Exercise objective —
Go through the data below and gather each line containing "tried".

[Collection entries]
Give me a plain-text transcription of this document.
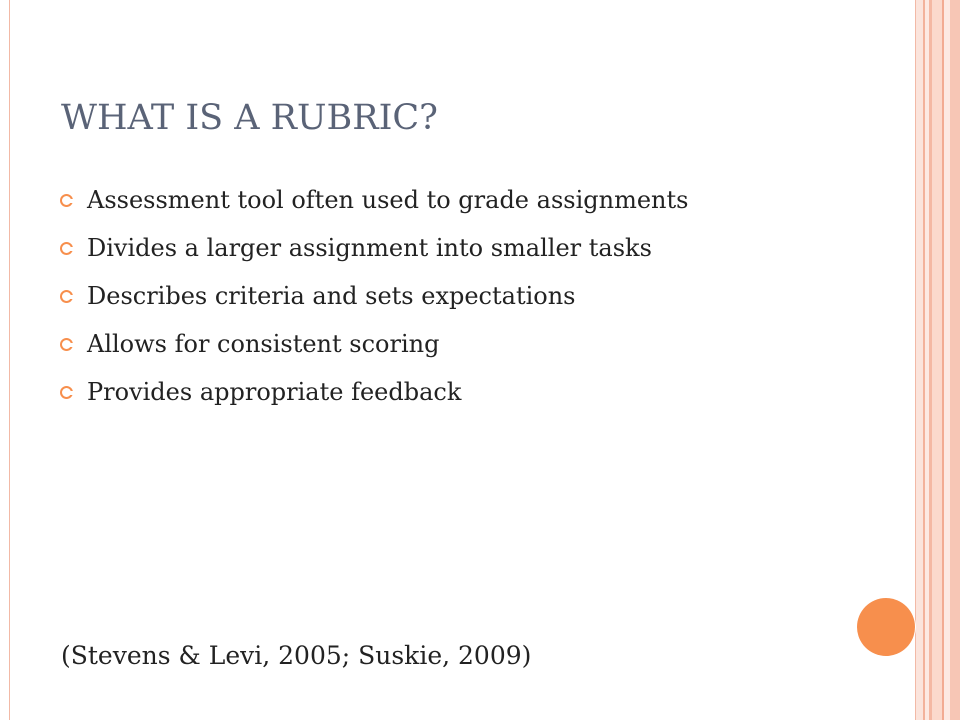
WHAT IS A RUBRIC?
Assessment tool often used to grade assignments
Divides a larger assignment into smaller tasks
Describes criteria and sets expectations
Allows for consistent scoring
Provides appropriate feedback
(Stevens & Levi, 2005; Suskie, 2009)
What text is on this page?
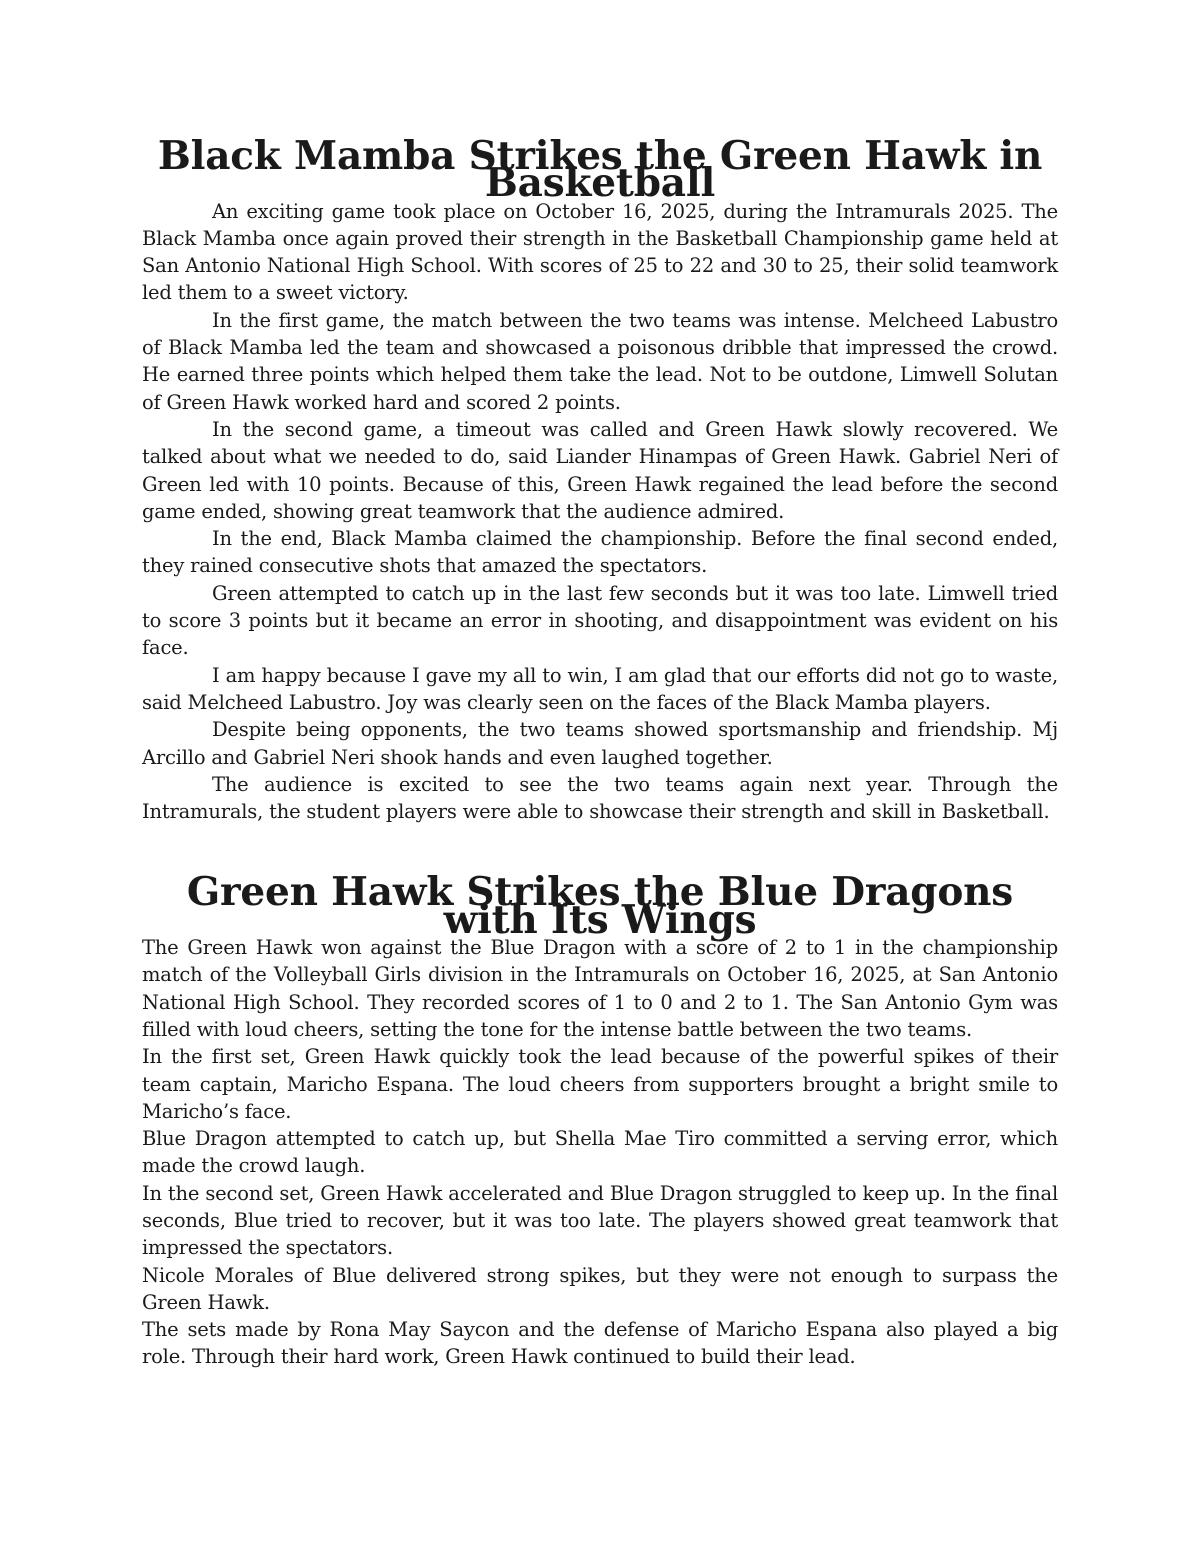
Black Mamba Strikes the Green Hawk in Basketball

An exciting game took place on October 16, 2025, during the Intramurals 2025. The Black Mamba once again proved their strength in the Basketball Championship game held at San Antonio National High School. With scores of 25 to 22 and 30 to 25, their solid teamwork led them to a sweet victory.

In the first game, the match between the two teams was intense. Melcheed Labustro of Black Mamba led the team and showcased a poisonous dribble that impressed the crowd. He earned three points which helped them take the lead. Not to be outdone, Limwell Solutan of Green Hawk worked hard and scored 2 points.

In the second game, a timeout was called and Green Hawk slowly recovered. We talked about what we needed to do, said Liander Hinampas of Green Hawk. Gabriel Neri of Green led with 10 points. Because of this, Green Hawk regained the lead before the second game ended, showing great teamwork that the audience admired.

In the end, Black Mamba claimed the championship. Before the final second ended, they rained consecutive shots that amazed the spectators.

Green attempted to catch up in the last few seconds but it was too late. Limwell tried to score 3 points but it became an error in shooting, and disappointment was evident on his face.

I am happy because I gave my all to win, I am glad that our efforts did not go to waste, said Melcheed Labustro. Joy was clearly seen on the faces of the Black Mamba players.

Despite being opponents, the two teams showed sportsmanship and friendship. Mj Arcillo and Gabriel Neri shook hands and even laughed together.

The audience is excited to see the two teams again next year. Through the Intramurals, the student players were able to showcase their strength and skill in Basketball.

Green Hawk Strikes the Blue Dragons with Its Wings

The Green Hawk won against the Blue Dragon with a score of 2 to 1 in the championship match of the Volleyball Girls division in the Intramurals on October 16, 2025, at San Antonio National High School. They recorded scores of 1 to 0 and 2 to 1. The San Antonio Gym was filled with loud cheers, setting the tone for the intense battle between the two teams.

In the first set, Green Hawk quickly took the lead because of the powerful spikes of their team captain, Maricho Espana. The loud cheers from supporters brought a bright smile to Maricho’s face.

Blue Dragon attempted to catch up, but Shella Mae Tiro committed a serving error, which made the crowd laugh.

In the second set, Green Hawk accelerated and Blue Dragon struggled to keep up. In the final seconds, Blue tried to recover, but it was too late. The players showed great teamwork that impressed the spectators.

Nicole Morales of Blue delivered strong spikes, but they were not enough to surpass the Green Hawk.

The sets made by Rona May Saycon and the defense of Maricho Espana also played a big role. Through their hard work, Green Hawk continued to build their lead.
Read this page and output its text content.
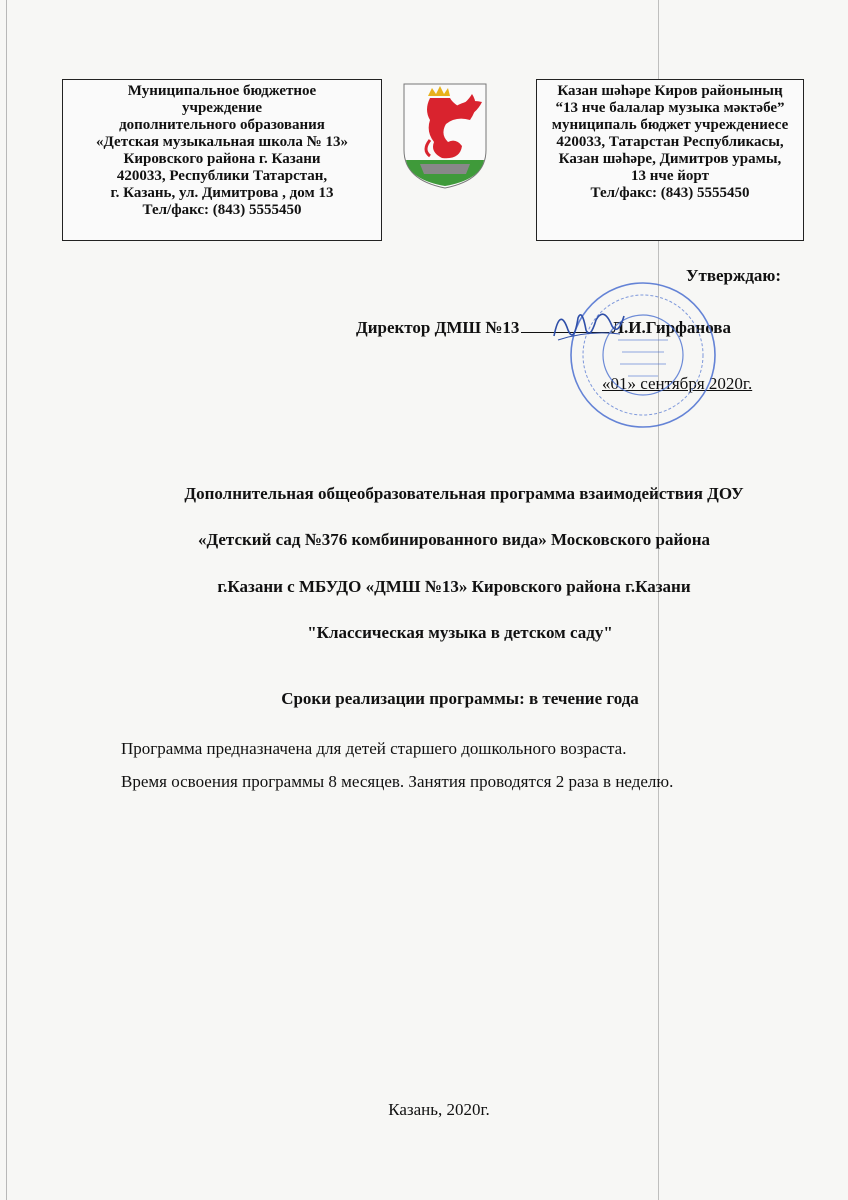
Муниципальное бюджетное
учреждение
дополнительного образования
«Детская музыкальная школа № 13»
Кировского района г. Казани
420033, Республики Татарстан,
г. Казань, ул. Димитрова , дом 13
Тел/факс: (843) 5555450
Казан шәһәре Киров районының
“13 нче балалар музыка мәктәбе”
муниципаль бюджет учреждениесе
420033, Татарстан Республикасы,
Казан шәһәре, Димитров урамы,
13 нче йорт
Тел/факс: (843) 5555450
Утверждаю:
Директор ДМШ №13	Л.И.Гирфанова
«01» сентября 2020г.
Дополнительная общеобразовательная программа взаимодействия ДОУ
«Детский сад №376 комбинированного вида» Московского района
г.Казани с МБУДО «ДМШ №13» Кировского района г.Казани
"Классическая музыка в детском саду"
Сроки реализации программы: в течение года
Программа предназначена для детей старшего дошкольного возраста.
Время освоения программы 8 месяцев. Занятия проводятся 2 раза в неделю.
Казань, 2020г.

Task output —
Green attempted to catch up in the last few seconds but it was too late. Limwell tried to score 3 points but it became an error in shooting, and disappointment was evident on his face.
In the second set, Green Hawk accelerated and Blue Dragon struggled to keep up. In the final seconds, Blue tried to recover, but it was too late. The players showed great teamwork that impressed the spectators.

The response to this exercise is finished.